>> BEGIN Extracted entries
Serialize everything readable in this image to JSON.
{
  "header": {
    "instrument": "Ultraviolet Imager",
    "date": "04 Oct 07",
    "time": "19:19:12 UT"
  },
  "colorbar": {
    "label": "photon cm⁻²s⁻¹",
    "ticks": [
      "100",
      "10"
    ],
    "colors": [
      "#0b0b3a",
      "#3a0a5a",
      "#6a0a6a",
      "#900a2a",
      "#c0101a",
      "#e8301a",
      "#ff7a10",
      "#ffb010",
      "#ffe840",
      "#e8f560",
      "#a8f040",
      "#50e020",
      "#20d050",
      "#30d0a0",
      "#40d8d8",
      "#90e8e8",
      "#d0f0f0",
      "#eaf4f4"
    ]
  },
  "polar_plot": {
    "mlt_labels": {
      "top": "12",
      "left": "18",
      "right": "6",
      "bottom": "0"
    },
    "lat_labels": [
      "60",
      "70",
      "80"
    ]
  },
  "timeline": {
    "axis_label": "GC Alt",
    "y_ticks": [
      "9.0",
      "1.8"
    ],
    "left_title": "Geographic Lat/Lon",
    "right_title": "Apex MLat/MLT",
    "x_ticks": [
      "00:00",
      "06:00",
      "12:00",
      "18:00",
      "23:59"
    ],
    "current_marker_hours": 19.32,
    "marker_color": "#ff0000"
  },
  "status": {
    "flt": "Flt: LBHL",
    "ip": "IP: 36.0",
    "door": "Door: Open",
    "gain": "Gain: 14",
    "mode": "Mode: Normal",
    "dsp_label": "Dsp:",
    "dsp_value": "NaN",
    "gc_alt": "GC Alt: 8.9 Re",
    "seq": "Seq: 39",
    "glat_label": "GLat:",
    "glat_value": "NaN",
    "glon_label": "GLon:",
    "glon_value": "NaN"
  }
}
>> END Extracted entries
▶ _Stated exercise_: Retype all of the material, keeping each line exact.

▶ _The output_:
Serialize everything readable in this image to JSON.
{
  "header": {
    "instrument": "Ultraviolet Imager",
    "date": "04 Oct 07",
    "time": "19:19:12 UT"
  },
  "colorbar": {
    "label": "photon cm⁻²s⁻¹",
    "ticks": [
      "100",
      "10"
    ],
    "colors": [
      "#0b0b3a",
      "#3a0a5a",
      "#6a0a6a",
      "#900a2a",
      "#c0101a",
      "#e8301a",
      "#ff7a10",
      "#ffb010",
      "#ffe840",
      "#e8f560",
      "#a8f040",
      "#50e020",
      "#20d050",
      "#30d0a0",
      "#40d8d8",
      "#90e8e8",
      "#d0f0f0",
      "#eaf4f4"
    ]
  },
  "polar_plot": {
    "mlt_labels": {
      "top": "12",
      "left": "18",
      "right": "6",
      "bottom": "0"
    },
    "lat_labels": [
      "60",
      "70",
      "80"
    ]
  },
  "timeline": {
    "axis_label": "GC Alt",
    "y_ticks": [
      "9.0",
      "1.8"
    ],
    "left_title": "Geographic Lat/Lon",
    "right_title": "Apex MLat/MLT",
    "x_ticks": [
      "00:00",
      "06:00",
      "12:00",
      "18:00",
      "23:59"
    ],
    "current_marker_hours": 19.32,
    "marker_color": "#ff0000"
  },
  "status": {
    "flt": "Flt: LBHL",
    "ip": "IP: 36.0",
    "door": "Door: Open",
    "gain": "Gain: 14",
    "mode": "Mode: Normal",
    "dsp_label": "Dsp:",
    "dsp_value": "NaN",
    "gc_alt": "GC Alt: 8.9 Re",
    "seq": "Seq: 39",
    "glat_label": "GLat:",
    "glat_value": "NaN",
    "glon_label": "GLon:",
    "glon_value": "NaN"
  }
}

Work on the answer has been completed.